## start
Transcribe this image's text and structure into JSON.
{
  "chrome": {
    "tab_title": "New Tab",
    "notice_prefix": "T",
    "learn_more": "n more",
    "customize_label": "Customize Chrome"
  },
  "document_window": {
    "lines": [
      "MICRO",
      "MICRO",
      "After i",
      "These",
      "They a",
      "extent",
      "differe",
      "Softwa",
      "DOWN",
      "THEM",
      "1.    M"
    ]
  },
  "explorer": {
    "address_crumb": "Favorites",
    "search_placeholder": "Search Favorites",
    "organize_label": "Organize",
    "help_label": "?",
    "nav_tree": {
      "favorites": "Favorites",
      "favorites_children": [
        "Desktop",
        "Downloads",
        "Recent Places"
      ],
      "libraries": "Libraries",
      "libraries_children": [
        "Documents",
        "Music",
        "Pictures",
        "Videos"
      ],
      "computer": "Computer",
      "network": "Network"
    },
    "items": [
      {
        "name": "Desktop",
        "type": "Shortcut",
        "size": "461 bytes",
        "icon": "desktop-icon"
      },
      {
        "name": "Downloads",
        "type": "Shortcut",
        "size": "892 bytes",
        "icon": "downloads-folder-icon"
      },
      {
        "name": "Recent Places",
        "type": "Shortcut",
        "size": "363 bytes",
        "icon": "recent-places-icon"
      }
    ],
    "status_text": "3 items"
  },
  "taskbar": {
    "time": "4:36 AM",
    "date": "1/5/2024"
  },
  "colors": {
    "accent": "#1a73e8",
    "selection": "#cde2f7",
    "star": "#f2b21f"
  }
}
## end
» **PROMPT**:
Every record shown above should be written out again exactly.

» **OUTPUT OF THE EXERCISE**:
Transcribe this image's text and structure into JSON.
{
  "chrome": {
    "tab_title": "New Tab",
    "notice_prefix": "T",
    "learn_more": "n more",
    "customize_label": "Customize Chrome"
  },
  "document_window": {
    "lines": [
      "MICRO",
      "MICRO",
      "After i",
      "These",
      "They a",
      "extent",
      "differe",
      "Softwa",
      "DOWN",
      "THEM",
      "1.    M"
    ]
  },
  "explorer": {
    "address_crumb": "Favorites",
    "search_placeholder": "Search Favorites",
    "organize_label": "Organize",
    "help_label": "?",
    "nav_tree": {
      "favorites": "Favorites",
      "favorites_children": [
        "Desktop",
        "Downloads",
        "Recent Places"
      ],
      "libraries": "Libraries",
      "libraries_children": [
        "Documents",
        "Music",
        "Pictures",
        "Videos"
      ],
      "computer": "Computer",
      "network": "Network"
    },
    "items": [
      {
        "name": "Desktop",
        "type": "Shortcut",
        "size": "461 bytes",
        "icon": "desktop-icon"
      },
      {
        "name": "Downloads",
        "type": "Shortcut",
        "size": "892 bytes",
        "icon": "downloads-folder-icon"
      },
      {
        "name": "Recent Places",
        "type": "Shortcut",
        "size": "363 bytes",
        "icon": "recent-places-icon"
      }
    ],
    "status_text": "3 items"
  },
  "taskbar": {
    "time": "4:36 AM",
    "date": "1/5/2024"
  },
  "colors": {
    "accent": "#1a73e8",
    "selection": "#cde2f7",
    "star": "#f2b21f"
  }
}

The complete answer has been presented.